- Task instructions: Every line of the records must be repeated exactly; pictures stay out.

- Provided entries:
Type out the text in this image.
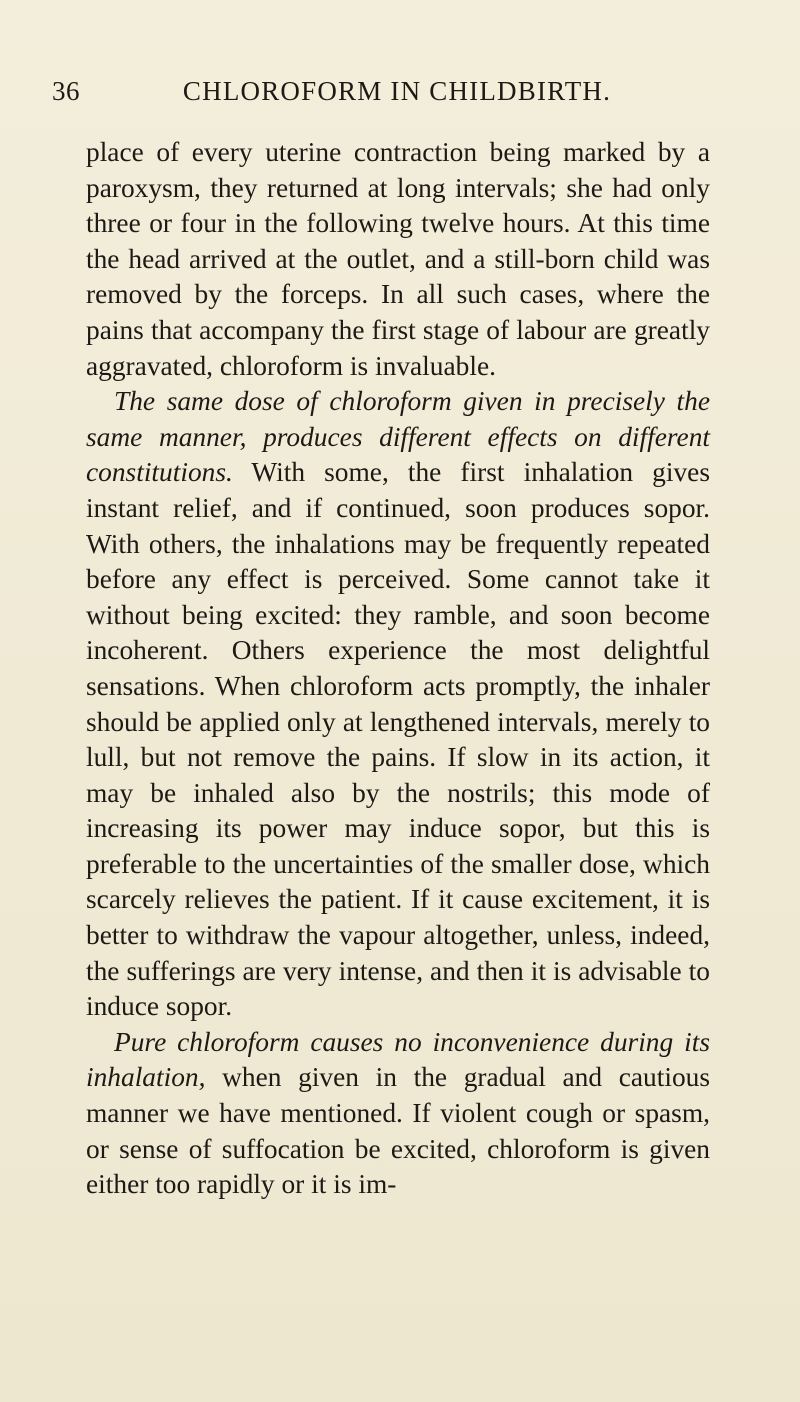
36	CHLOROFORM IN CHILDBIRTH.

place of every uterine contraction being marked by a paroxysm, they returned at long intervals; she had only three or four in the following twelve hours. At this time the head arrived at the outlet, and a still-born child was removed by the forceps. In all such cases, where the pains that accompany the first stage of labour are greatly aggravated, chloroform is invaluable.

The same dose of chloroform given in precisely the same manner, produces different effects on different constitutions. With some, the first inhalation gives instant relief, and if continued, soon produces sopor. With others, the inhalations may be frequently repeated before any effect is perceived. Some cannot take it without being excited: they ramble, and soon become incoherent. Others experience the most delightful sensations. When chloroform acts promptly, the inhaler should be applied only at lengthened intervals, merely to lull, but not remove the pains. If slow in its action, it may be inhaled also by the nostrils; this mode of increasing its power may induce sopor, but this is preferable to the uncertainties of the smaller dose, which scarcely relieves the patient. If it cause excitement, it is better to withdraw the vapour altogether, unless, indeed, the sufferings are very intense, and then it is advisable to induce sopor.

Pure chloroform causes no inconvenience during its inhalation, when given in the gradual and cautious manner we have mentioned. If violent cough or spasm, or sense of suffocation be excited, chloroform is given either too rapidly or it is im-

- Response for this exercise:
Type out the text in this image.
36	CHLOROFORM IN CHILDBIRTH.

place of every uterine contraction being marked by a paroxysm, they returned at long intervals; she had only three or four in the following twelve hours. At this time the head arrived at the outlet, and a still-born child was removed by the forceps. In all such cases, where the pains that accompany the first stage of labour are greatly aggravated, chloroform is invaluable.

The same dose of chloroform given in precisely the same manner, produces different effects on different constitutions. With some, the first inhalation gives instant relief, and if continued, soon produces sopor. With others, the inhalations may be frequently repeated before any effect is perceived. Some cannot take it without being excited: they ramble, and soon become incoherent. Others experience the most delightful sensations. When chloroform acts promptly, the inhaler should be applied only at lengthened intervals, merely to lull, but not remove the pains. If slow in its action, it may be inhaled also by the nostrils; this mode of increasing its power may induce sopor, but this is preferable to the uncertainties of the smaller dose, which scarcely relieves the patient. If it cause excitement, it is better to withdraw the vapour altogether, unless, indeed, the sufferings are very intense, and then it is advisable to induce sopor.

Pure chloroform causes no inconvenience during its inhalation, when given in the gradual and cautious manner we have mentioned. If violent cough or spasm, or sense of suffocation be excited, chloroform is given either too rapidly or it is im-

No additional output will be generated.